◆ **Required task**: Look through the data below. Show each line where the string "late" occurs.

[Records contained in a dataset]
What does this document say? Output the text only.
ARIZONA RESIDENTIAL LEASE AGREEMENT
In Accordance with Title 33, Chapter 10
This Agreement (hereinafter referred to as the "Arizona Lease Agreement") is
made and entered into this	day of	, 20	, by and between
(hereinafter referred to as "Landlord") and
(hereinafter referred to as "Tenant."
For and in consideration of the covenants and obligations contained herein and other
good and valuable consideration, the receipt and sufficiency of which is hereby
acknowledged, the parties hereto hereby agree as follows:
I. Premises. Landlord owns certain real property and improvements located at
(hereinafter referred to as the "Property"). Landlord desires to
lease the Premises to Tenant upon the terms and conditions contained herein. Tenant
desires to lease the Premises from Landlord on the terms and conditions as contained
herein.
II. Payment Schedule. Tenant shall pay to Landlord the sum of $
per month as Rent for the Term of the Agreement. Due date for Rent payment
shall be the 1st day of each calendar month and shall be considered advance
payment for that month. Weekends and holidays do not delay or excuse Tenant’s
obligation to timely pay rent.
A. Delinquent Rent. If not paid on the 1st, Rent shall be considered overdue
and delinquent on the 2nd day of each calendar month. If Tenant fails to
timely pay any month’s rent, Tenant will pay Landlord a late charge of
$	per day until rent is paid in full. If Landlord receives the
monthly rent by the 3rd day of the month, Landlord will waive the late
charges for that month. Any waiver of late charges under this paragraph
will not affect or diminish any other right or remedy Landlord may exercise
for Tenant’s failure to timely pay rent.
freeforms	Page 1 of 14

◆ **Full output**:
timely pay any month’s rent, Tenant will pay Landlord a late charge of
monthly rent by the 3rd day of the month, Landlord will waive the late
charges for that month. Any waiver of late charges under this paragraph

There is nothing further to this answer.